PROBLEM REQUIREMENTS
Gather the lines from the material that contain "What".

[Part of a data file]
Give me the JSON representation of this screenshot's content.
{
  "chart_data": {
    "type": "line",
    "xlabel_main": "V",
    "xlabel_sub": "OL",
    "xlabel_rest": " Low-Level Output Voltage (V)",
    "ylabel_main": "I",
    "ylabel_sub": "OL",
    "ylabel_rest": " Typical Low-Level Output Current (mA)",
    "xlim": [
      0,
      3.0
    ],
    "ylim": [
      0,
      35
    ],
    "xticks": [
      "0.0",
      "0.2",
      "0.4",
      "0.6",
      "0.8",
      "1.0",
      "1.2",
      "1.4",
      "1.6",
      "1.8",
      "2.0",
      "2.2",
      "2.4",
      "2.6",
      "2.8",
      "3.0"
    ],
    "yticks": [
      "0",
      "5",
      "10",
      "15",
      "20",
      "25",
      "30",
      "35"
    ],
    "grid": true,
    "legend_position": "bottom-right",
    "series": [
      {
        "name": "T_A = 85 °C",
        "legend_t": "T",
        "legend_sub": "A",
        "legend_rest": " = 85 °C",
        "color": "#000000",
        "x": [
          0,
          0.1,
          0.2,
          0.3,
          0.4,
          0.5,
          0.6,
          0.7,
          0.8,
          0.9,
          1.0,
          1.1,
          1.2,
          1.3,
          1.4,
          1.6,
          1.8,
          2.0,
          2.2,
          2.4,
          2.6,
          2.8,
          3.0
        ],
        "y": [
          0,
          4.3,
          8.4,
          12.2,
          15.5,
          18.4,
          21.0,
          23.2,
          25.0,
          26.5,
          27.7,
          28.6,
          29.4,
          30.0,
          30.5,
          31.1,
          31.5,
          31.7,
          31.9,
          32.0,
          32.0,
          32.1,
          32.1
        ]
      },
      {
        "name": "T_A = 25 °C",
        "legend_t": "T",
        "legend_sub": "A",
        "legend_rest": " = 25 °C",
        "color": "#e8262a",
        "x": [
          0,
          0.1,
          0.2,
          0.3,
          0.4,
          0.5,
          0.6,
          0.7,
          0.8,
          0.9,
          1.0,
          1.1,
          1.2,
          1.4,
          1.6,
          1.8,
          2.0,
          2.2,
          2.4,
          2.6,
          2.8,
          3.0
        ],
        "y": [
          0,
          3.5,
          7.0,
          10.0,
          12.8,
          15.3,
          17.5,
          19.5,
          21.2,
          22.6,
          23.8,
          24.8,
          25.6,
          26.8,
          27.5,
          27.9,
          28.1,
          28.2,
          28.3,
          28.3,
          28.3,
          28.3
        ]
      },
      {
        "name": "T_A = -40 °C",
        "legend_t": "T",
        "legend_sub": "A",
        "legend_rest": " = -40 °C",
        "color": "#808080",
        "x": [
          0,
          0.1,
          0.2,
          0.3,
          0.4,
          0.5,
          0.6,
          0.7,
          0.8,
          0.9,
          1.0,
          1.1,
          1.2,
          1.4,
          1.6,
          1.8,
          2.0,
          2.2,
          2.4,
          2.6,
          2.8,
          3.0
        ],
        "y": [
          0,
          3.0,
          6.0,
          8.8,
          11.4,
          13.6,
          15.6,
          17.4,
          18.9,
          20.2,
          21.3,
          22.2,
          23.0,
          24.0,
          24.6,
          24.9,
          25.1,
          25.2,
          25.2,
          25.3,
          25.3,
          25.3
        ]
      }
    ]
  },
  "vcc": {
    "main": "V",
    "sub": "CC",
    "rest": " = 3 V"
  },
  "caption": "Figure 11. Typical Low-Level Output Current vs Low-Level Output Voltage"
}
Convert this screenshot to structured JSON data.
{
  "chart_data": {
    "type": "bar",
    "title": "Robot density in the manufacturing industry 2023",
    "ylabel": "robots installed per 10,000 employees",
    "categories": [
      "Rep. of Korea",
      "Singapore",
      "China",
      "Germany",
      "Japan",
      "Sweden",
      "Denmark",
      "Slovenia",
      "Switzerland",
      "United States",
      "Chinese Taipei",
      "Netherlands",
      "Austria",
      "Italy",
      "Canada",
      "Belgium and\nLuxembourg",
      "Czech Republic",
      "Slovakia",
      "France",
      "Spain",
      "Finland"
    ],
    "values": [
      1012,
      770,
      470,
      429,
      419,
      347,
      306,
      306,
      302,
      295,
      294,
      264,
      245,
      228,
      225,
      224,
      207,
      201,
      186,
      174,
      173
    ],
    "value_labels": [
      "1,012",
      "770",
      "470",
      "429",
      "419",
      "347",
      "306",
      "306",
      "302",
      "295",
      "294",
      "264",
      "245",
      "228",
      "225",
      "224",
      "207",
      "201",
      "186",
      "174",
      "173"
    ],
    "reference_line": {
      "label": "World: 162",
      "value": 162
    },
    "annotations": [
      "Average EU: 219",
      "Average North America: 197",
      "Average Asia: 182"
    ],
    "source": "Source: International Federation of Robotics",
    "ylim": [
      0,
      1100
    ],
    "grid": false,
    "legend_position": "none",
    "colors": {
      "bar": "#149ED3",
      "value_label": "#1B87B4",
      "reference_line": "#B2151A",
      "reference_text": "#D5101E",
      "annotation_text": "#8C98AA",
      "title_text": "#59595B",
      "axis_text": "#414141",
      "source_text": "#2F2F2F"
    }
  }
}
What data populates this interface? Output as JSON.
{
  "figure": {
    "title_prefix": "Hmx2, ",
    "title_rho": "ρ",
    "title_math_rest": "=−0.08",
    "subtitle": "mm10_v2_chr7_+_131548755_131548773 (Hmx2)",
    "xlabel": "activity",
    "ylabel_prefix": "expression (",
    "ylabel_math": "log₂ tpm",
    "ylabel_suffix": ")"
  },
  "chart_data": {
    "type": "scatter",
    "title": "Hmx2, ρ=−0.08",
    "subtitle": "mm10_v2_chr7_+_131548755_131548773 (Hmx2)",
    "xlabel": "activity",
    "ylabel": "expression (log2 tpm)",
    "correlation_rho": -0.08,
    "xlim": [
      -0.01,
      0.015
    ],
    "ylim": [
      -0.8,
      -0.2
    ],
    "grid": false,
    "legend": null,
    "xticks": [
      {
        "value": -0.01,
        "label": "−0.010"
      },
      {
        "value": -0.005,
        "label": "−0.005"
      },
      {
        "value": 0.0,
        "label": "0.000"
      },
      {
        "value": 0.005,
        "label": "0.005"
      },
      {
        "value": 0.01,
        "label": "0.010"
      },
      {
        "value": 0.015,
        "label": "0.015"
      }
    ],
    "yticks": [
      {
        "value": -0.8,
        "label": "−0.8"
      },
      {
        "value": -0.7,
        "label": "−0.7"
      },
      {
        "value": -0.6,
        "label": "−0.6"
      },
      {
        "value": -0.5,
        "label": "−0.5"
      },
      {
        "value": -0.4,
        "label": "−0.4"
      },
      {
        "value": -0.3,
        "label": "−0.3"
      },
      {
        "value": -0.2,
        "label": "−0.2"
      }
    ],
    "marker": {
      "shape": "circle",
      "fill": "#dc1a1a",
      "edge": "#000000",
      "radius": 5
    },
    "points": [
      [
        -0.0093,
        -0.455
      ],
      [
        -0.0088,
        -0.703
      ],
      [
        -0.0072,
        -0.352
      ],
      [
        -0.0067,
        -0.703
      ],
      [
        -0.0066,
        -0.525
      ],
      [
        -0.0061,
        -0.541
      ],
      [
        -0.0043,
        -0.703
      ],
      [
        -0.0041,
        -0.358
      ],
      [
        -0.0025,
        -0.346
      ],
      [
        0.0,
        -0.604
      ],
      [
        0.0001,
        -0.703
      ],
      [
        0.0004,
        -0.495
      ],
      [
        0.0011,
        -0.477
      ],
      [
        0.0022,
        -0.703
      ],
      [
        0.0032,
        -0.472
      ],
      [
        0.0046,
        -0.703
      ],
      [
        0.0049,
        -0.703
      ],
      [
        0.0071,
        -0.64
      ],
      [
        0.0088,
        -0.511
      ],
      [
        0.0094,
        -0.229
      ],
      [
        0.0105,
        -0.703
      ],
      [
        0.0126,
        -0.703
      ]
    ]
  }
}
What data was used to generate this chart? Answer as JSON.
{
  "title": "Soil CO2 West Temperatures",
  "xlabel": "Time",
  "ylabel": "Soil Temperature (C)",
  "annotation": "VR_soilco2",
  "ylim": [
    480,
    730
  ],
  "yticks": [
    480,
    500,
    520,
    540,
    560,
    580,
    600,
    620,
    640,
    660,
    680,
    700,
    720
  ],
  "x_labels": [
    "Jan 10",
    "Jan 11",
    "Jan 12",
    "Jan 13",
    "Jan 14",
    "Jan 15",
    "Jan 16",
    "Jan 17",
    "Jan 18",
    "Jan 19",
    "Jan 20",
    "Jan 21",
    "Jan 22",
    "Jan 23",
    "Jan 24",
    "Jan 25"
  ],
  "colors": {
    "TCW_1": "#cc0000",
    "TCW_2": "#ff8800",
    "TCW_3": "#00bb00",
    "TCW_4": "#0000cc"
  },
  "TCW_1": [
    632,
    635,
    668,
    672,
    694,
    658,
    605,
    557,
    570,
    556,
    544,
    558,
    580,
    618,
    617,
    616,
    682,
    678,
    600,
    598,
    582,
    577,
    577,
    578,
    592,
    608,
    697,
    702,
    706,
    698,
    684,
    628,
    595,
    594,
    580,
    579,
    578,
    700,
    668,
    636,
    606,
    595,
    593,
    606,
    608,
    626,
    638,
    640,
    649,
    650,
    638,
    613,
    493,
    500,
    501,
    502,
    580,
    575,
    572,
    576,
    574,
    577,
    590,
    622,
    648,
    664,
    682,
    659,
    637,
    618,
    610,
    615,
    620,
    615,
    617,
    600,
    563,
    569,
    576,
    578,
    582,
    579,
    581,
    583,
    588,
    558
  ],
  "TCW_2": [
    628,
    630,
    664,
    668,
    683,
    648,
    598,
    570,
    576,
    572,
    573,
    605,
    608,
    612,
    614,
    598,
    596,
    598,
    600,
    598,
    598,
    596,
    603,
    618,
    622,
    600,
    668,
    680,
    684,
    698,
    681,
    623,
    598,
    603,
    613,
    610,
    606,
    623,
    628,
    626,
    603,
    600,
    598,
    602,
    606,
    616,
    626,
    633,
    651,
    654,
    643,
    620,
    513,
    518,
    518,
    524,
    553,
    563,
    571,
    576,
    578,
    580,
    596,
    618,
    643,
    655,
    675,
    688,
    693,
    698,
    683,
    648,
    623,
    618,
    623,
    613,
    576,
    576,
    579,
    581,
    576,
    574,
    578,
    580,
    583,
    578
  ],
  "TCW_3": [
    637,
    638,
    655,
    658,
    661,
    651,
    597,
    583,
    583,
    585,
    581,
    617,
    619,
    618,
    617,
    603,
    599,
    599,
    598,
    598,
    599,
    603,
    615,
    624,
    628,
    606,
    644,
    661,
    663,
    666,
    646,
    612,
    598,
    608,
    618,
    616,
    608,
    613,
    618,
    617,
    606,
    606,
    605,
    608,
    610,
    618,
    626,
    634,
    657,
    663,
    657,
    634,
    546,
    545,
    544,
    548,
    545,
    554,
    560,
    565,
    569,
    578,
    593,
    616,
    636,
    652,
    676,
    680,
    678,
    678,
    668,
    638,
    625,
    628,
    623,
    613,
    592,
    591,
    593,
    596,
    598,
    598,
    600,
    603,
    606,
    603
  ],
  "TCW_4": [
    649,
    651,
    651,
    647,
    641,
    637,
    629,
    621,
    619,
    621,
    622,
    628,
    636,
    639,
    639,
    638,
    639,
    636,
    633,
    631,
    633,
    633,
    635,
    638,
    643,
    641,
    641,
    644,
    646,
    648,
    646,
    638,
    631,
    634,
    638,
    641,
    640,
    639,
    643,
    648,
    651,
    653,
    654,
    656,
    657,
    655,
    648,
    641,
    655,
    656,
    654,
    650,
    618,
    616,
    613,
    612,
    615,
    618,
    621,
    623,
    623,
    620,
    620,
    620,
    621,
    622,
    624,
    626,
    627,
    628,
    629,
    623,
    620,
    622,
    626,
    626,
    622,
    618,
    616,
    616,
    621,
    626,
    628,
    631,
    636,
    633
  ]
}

OUTPUT
What data populates this interface? Output as JSON.
What data was used to generate this chart? Answer as JSON.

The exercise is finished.